--- Begin Exercise inputs ---

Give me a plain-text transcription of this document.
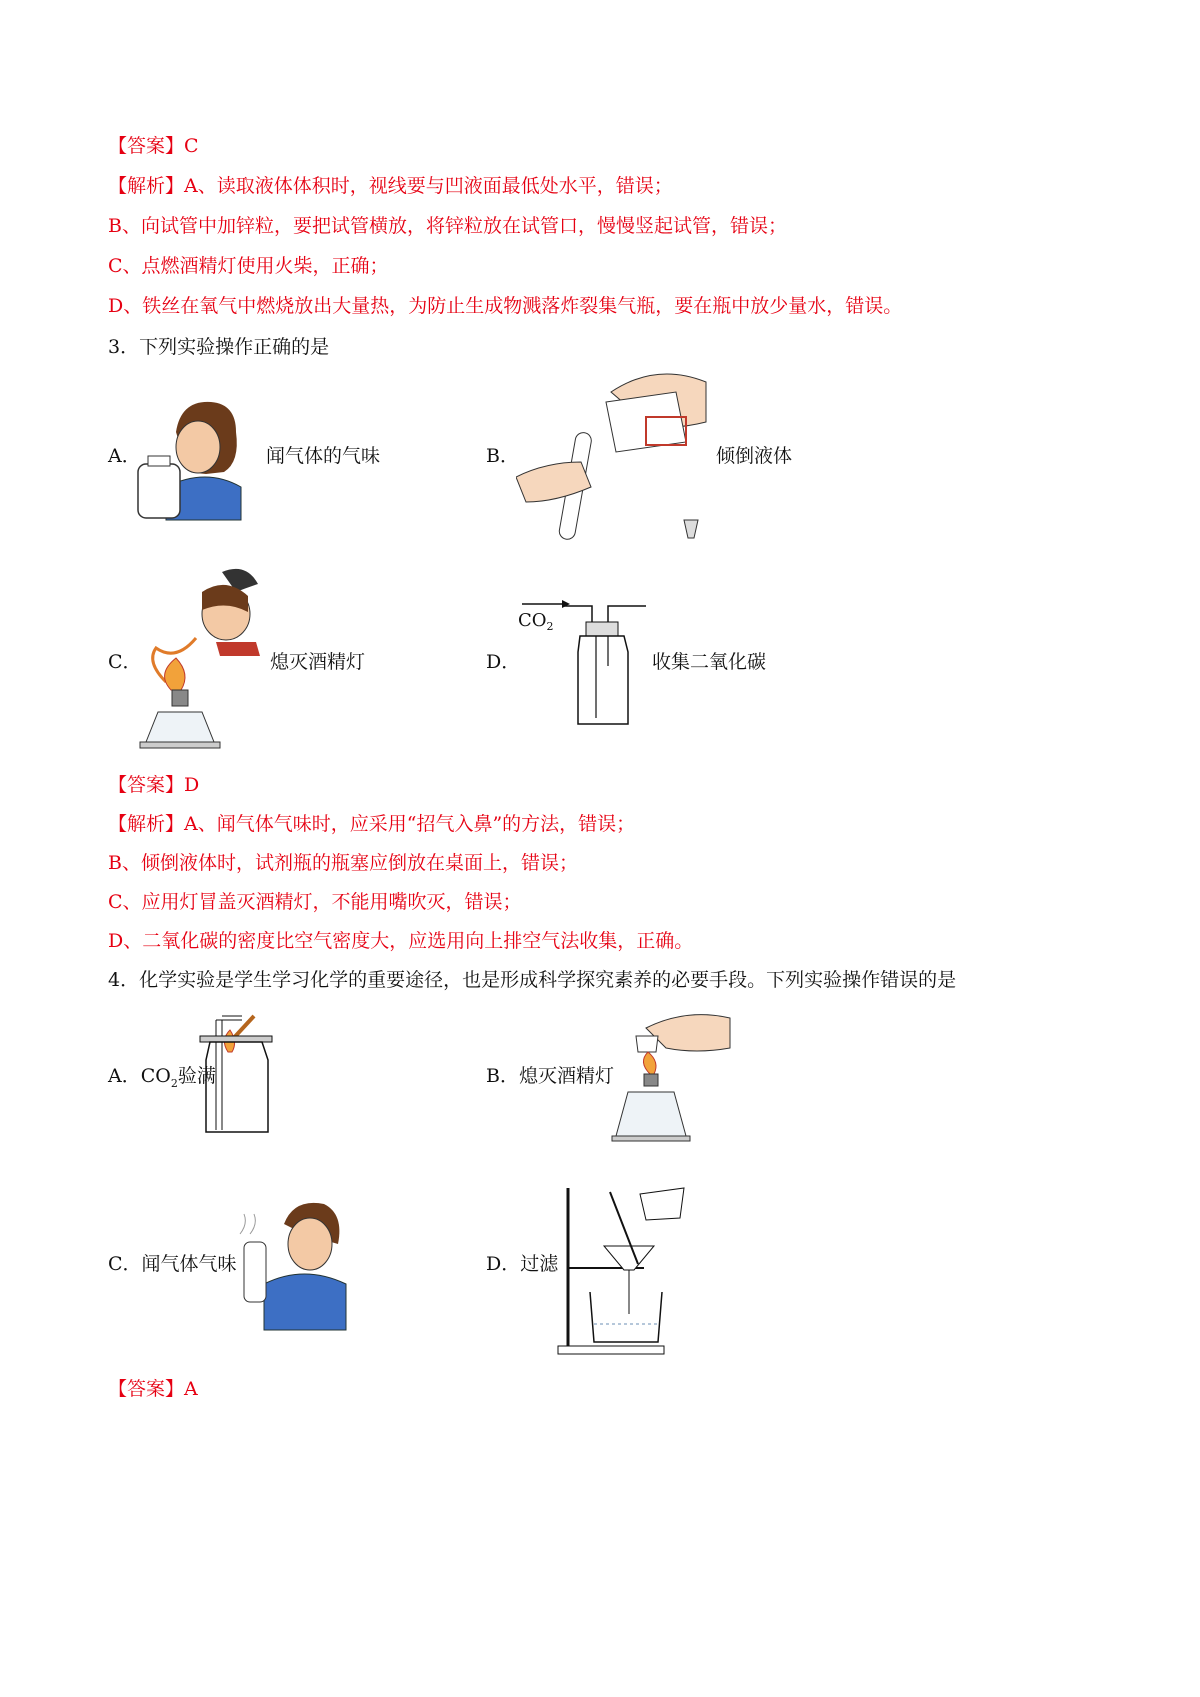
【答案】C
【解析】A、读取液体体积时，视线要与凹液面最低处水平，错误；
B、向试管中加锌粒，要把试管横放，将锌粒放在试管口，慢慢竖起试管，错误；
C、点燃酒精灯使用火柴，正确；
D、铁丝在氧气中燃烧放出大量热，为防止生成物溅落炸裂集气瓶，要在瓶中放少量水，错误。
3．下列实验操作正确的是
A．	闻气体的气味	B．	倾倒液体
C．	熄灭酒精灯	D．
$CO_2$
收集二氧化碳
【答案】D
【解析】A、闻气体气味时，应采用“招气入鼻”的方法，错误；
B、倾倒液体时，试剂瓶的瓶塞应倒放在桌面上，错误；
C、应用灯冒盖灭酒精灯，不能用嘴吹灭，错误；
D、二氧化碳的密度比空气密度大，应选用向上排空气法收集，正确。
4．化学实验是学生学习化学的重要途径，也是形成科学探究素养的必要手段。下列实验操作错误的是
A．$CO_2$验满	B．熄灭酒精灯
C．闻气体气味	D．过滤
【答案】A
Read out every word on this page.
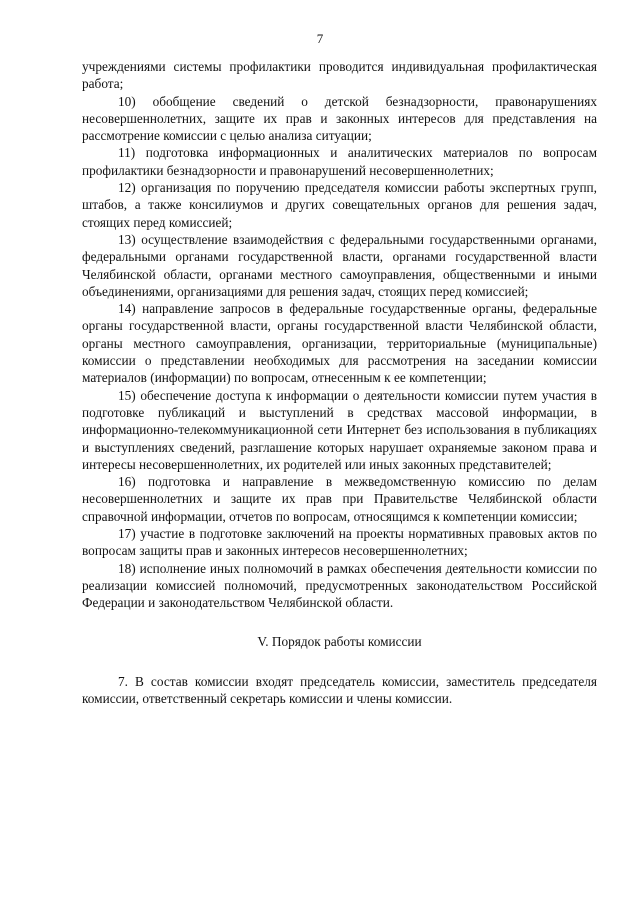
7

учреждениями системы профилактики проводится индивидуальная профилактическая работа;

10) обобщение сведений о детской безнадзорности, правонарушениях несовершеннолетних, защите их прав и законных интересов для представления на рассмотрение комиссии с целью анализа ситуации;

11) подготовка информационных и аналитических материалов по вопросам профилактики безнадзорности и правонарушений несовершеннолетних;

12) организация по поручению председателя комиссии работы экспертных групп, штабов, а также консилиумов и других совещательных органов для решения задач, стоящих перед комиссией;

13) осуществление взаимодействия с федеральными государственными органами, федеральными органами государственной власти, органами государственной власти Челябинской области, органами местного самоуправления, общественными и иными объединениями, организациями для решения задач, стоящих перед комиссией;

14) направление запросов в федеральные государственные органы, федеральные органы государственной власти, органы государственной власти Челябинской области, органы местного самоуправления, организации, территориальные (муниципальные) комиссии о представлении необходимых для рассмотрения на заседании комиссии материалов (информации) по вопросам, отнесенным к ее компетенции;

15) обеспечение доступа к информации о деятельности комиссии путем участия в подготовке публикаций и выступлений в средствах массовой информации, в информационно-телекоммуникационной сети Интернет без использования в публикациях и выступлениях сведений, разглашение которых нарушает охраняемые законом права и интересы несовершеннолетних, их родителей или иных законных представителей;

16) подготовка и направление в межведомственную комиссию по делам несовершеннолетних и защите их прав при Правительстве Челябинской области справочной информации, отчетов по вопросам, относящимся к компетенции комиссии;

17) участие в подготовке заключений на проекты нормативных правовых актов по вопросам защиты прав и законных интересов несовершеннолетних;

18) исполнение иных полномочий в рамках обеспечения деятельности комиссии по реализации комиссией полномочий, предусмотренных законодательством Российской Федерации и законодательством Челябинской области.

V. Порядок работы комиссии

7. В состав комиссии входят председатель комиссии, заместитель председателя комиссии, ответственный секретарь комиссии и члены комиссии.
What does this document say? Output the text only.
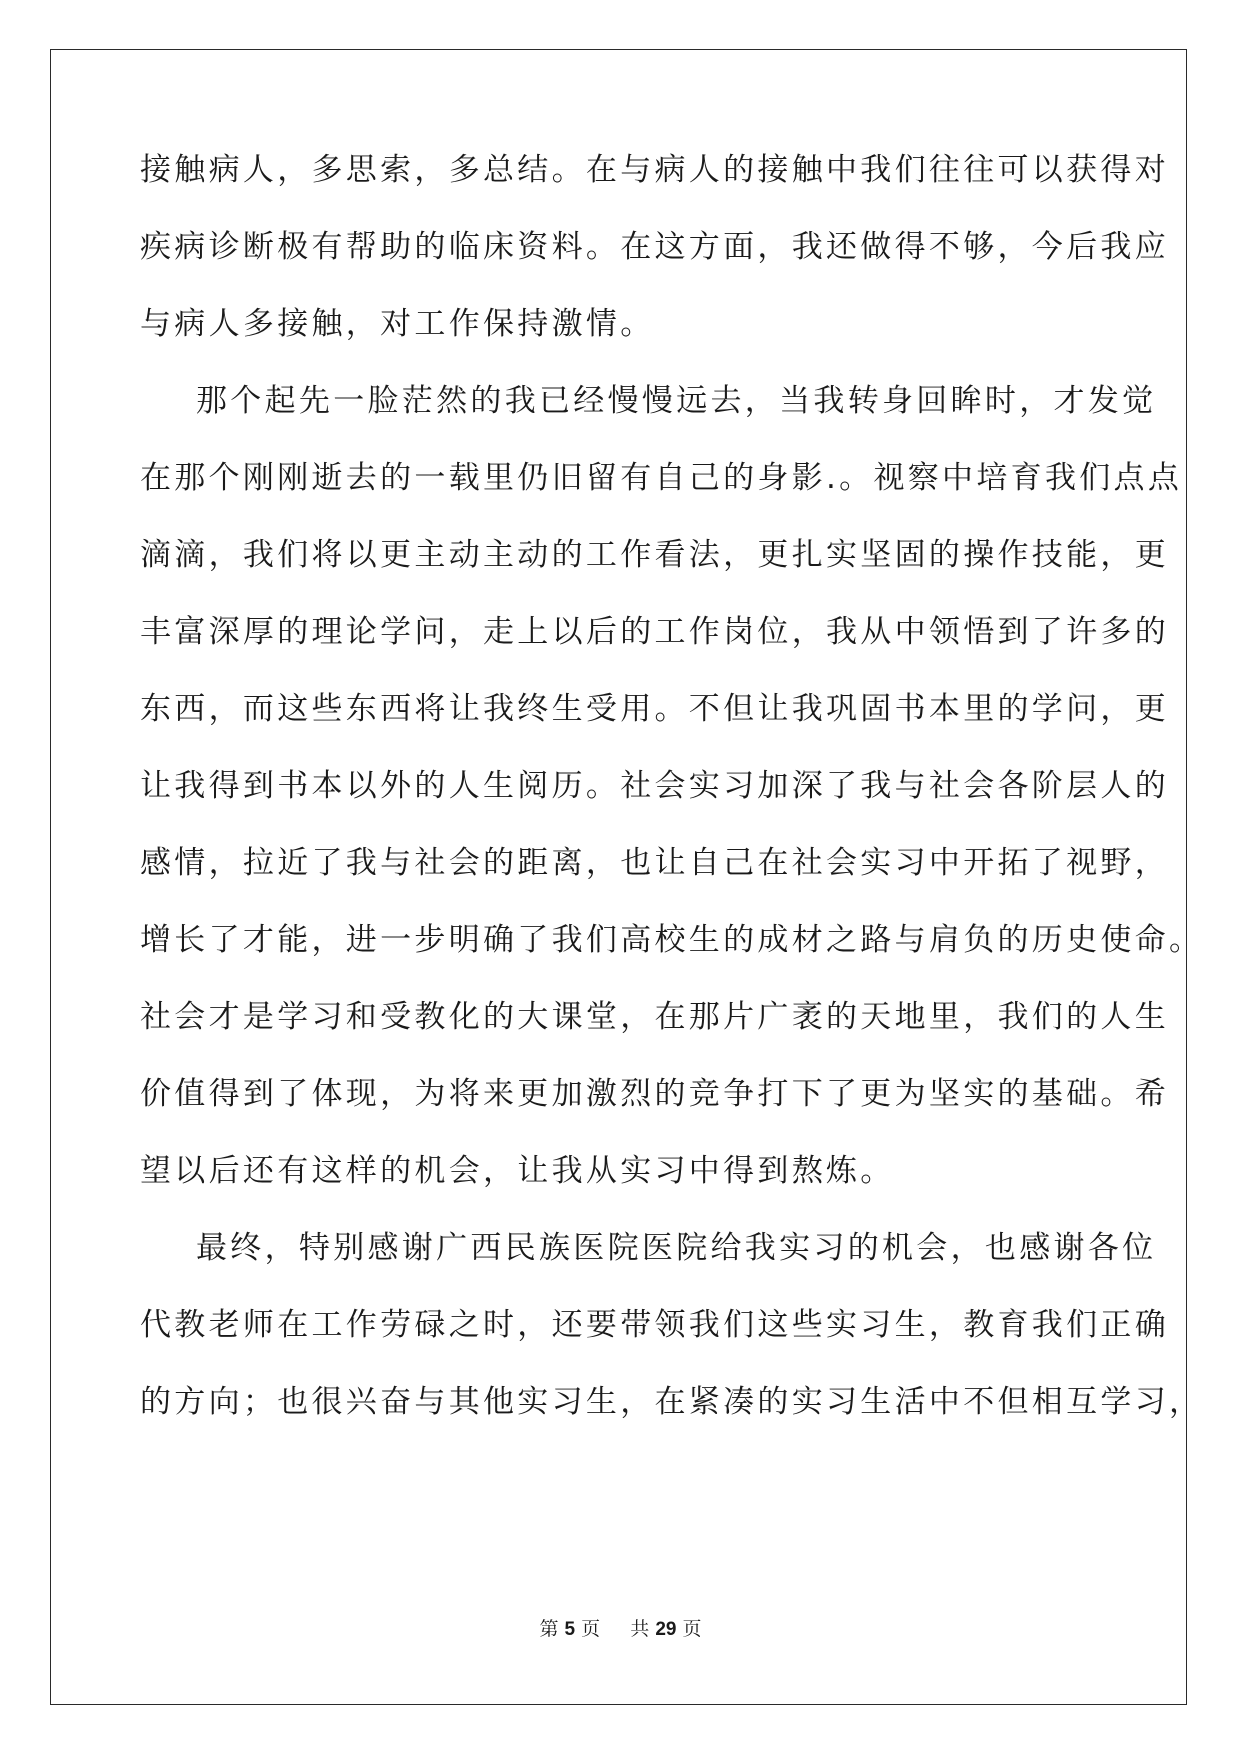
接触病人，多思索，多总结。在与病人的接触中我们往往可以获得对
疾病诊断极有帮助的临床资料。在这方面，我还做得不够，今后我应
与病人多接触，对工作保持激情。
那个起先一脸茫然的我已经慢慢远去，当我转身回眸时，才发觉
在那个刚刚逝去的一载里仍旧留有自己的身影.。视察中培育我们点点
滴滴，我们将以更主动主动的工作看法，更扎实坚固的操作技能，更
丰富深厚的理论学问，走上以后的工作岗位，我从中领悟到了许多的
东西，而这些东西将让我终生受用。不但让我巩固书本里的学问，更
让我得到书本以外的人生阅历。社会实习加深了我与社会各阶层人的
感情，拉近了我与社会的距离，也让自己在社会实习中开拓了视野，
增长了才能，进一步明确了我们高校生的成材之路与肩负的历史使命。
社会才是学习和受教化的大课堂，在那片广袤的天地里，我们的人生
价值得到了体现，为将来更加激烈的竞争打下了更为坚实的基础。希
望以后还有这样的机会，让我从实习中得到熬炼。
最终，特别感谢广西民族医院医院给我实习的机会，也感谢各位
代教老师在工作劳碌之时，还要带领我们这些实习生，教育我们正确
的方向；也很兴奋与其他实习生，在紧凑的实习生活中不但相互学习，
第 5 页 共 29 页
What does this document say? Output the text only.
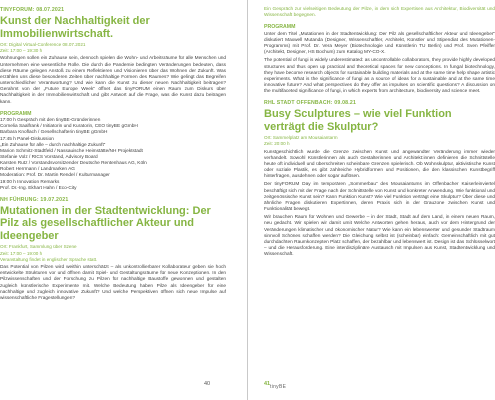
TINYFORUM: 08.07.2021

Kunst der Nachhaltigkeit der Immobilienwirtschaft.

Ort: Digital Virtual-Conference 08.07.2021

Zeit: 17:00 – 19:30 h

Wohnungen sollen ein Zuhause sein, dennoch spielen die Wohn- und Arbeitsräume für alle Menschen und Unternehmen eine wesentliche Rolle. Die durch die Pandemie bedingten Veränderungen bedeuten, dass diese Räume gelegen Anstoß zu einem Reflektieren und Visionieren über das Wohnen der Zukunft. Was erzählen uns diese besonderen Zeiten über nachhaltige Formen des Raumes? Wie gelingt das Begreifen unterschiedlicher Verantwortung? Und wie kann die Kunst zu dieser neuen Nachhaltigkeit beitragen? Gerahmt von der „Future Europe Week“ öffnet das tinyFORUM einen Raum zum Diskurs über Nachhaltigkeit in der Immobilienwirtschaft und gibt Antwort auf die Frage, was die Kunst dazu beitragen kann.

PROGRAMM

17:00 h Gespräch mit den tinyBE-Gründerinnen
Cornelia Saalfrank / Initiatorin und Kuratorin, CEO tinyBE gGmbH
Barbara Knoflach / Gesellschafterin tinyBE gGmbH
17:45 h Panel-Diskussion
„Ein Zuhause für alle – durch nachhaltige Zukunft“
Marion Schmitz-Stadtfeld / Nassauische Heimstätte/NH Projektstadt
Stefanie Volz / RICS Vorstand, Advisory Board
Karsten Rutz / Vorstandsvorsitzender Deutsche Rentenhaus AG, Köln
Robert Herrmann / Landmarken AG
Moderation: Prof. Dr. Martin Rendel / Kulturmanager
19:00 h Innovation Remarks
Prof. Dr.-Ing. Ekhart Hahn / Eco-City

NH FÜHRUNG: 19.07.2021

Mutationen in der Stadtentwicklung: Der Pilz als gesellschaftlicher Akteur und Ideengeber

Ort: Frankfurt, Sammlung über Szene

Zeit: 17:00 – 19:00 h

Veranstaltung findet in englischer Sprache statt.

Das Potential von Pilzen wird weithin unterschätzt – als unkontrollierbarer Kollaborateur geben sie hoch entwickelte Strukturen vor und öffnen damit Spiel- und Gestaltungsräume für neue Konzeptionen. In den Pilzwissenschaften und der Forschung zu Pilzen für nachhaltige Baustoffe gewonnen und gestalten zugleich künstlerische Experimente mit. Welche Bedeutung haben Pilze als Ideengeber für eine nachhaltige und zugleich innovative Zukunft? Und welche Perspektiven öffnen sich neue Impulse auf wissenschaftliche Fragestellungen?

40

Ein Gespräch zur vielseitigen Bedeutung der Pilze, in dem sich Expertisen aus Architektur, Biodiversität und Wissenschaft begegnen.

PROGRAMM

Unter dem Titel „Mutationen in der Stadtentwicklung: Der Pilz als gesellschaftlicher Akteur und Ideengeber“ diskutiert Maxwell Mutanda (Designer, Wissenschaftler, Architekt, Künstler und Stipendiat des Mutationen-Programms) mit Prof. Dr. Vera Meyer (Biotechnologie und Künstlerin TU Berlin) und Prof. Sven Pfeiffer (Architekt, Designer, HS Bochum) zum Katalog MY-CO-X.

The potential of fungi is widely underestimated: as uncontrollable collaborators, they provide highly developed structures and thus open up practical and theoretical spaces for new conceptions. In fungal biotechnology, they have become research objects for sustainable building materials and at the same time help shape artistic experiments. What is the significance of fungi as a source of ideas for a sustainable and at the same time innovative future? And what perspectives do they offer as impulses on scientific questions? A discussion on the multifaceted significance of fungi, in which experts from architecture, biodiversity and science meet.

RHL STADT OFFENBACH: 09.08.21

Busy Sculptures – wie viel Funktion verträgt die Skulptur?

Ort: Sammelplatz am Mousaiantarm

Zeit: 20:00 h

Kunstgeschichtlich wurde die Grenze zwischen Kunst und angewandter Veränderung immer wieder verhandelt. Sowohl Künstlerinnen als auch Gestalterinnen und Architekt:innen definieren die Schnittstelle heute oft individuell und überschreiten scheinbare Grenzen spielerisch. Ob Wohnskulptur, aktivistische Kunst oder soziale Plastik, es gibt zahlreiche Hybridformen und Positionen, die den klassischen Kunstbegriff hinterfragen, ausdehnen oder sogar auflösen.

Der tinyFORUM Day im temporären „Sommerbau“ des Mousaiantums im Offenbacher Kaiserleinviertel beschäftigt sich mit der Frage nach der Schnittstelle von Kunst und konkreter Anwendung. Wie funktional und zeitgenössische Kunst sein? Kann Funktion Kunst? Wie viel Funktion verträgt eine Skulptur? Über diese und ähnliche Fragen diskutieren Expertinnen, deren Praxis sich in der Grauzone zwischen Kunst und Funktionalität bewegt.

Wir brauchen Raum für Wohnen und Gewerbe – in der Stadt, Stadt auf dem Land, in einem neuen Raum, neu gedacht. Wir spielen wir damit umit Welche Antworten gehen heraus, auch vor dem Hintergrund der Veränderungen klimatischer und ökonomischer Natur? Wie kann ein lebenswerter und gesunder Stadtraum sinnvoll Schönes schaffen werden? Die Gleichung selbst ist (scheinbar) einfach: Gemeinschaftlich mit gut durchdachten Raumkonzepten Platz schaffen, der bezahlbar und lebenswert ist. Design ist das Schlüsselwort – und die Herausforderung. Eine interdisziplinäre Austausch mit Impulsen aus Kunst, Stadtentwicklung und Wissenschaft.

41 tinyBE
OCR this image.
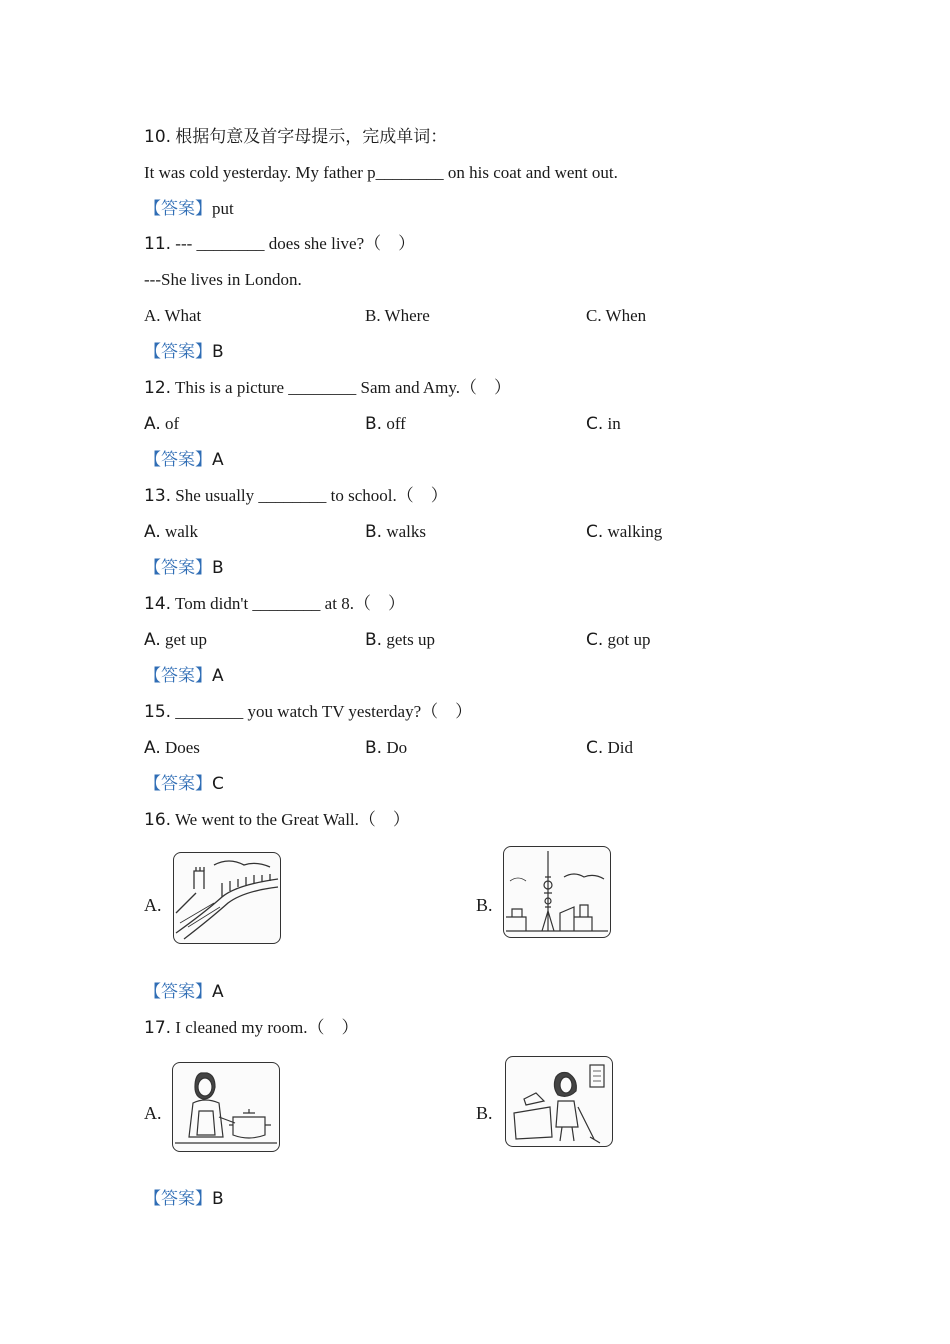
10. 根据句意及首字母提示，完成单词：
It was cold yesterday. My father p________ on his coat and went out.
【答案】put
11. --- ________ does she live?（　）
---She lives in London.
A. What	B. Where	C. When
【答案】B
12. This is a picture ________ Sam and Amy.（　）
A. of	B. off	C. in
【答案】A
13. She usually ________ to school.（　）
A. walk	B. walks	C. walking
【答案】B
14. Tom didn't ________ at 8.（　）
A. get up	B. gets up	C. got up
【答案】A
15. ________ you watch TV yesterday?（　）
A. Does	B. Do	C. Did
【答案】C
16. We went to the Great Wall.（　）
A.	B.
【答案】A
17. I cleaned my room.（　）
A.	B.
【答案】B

--- End Exercise inputs ---

* **Goal**:
Identify and copy lines that hold the string "Welche".

* **Answer to this problem**:
Das Potential von Pilzen wird weithin unterschätzt – als unkontrollierbarer Kollaborateur geben sie hoch entwickelte Strukturen vor und öffnen damit Spiel- und Gestaltungsräume für neue Konzeptionen. In den Pilzwissenschaften und der Forschung zu Pilzen für nachhaltige Baustoffe gewonnen und gestalten zugleich künstlerische Experimente mit. Welche Bedeutung haben Pilze als Ideengeber für eine nachhaltige und zugleich innovative Zukunft? Und welche Perspektiven öffnen sich neue Impulse auf wissenschaftliche Fragestellungen?
Wir brauchen Raum für Wohnen und Gewerbe – in der Stadt, Stadt auf dem Land, in einem neuen Raum, neu gedacht. Wir spielen wir damit umit Welche Antworten gehen heraus, auch vor dem Hintergrund der Veränderungen klimatischer und ökonomischer Natur? Wie kann ein lebenswerter und gesunder Stadtraum sinnvoll Schönes schaffen werden? Die Gleichung selbst ist (scheinbar) einfach: Gemeinschaftlich mit gut durchdachten Raumkonzepten Platz schaffen, der bezahlbar und lebenswert ist. Design ist das Schlüsselwort – und die Herausforderung. Eine interdisziplinäre Austausch mit Impulsen aus Kunst, Stadtentwicklung und Wissenschaft.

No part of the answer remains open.